Given instruction - Exactly as they appear, copy the lines of the listing from the one containing "What data populates" through the final line, both included, and nothing else.

Data lines -
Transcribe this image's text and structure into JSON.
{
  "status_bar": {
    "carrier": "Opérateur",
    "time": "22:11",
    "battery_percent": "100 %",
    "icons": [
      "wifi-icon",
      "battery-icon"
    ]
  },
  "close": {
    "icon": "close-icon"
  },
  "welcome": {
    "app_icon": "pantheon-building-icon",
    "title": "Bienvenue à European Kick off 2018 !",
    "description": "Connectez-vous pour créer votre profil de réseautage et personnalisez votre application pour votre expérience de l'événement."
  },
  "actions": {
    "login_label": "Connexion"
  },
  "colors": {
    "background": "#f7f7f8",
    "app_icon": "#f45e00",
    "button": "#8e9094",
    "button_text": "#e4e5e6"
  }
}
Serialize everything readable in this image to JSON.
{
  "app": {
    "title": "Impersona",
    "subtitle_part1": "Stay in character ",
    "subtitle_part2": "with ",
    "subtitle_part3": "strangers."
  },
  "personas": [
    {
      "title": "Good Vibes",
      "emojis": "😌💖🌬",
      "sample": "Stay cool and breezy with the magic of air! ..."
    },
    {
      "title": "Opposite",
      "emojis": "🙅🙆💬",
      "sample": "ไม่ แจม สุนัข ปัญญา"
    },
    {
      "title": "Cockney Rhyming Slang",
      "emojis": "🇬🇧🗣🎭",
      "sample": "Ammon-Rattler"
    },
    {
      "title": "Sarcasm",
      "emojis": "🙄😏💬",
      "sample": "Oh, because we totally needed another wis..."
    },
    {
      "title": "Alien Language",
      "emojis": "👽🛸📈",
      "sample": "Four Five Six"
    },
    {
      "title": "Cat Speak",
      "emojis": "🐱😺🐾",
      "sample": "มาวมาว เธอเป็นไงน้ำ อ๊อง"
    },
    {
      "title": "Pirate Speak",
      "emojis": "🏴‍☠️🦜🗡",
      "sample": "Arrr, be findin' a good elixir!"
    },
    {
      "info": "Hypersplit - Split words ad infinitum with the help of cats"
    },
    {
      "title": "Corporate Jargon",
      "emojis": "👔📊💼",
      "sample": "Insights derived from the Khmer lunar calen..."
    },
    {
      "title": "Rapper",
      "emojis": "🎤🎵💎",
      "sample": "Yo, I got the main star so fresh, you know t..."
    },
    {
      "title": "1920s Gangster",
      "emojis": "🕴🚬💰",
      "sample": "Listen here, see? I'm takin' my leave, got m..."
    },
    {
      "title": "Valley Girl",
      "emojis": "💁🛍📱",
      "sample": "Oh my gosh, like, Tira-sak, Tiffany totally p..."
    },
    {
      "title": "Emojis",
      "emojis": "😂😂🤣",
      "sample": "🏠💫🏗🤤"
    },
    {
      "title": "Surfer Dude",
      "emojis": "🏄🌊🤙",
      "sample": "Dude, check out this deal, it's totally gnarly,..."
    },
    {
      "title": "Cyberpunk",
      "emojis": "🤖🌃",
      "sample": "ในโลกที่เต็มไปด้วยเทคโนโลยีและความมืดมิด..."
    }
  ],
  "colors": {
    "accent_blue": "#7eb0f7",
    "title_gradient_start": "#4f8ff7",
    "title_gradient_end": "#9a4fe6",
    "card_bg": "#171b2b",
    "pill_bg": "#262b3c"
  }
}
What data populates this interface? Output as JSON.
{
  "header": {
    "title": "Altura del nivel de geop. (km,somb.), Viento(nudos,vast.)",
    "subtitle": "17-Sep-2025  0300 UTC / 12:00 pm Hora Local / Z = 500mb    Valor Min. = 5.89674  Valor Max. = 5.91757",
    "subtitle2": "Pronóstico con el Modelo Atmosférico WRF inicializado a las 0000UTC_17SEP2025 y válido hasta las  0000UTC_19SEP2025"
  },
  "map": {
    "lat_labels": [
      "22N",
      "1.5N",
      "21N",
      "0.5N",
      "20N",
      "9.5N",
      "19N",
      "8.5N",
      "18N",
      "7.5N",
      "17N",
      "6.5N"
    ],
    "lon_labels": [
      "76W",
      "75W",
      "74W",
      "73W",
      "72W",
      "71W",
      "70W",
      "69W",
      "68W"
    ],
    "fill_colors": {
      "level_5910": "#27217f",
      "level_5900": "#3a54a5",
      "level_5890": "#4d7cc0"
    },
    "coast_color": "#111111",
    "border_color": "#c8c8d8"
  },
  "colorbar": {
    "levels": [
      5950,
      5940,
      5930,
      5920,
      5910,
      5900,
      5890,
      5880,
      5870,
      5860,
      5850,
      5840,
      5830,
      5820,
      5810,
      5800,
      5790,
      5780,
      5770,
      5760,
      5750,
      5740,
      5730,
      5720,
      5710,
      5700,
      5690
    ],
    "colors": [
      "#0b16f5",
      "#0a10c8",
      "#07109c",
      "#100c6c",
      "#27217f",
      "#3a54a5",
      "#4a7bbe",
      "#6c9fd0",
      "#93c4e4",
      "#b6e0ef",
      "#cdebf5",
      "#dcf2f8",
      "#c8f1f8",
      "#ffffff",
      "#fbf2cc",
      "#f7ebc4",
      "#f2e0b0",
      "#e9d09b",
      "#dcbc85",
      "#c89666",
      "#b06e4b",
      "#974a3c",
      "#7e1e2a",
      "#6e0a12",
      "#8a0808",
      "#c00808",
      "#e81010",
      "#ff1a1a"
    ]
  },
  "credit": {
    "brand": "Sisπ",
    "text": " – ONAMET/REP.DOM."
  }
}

Written solution -
What data populates this interface? Output as JSON.
{
  "header": {
    "title": "Altura del nivel de geop. (km,somb.), Viento(nudos,vast.)",
    "subtitle": "17-Sep-2025  0300 UTC / 12:00 pm Hora Local / Z = 500mb    Valor Min. = 5.89674  Valor Max. = 5.91757",
    "subtitle2": "Pronóstico con el Modelo Atmosférico WRF inicializado a las 0000UTC_17SEP2025 y válido hasta las  0000UTC_19SEP2025"
  },
  "map": {
    "lat_labels": [
      "22N",
      "1.5N",
      "21N",
      "0.5N",
      "20N",
      "9.5N",
      "19N",
      "8.5N",
      "18N",
      "7.5N",
      "17N",
      "6.5N"
    ],
    "lon_labels": [
      "76W",
      "75W",
      "74W",
      "73W",
      "72W",
      "71W",
      "70W",
      "69W",
      "68W"
    ],
    "fill_colors": {
      "level_5910": "#27217f",
      "level_5900": "#3a54a5",
      "level_5890": "#4d7cc0"
    },
    "coast_color": "#111111",
    "border_color": "#c8c8d8"
  },
  "colorbar": {
    "levels": [
      5950,
      5940,
      5930,
      5920,
      5910,
      5900,
      5890,
      5880,
      5870,
      5860,
      5850,
      5840,
      5830,
      5820,
      5810,
      5800,
      5790,
      5780,
      5770,
      5760,
      5750,
      5740,
      5730,
      5720,
      5710,
      5700,
      5690
    ],
    "colors": [
      "#0b16f5",
      "#0a10c8",
      "#07109c",
      "#100c6c",
      "#27217f",
      "#3a54a5",
      "#4a7bbe",
      "#6c9fd0",
      "#93c4e4",
      "#b6e0ef",
      "#cdebf5",
      "#dcf2f8",
      "#c8f1f8",
      "#ffffff",
      "#fbf2cc",
      "#f7ebc4",
      "#f2e0b0",
      "#e9d09b",
      "#dcbc85",
      "#c89666",
      "#b06e4b",
      "#974a3c",
      "#7e1e2a",
      "#6e0a12",
      "#8a0808",
      "#c00808",
      "#e81010",
      "#ff1a1a"
    ]
  },
  "credit": {
    "brand": "Sisπ",
    "text": " – ONAMET/REP.DOM."
  }
}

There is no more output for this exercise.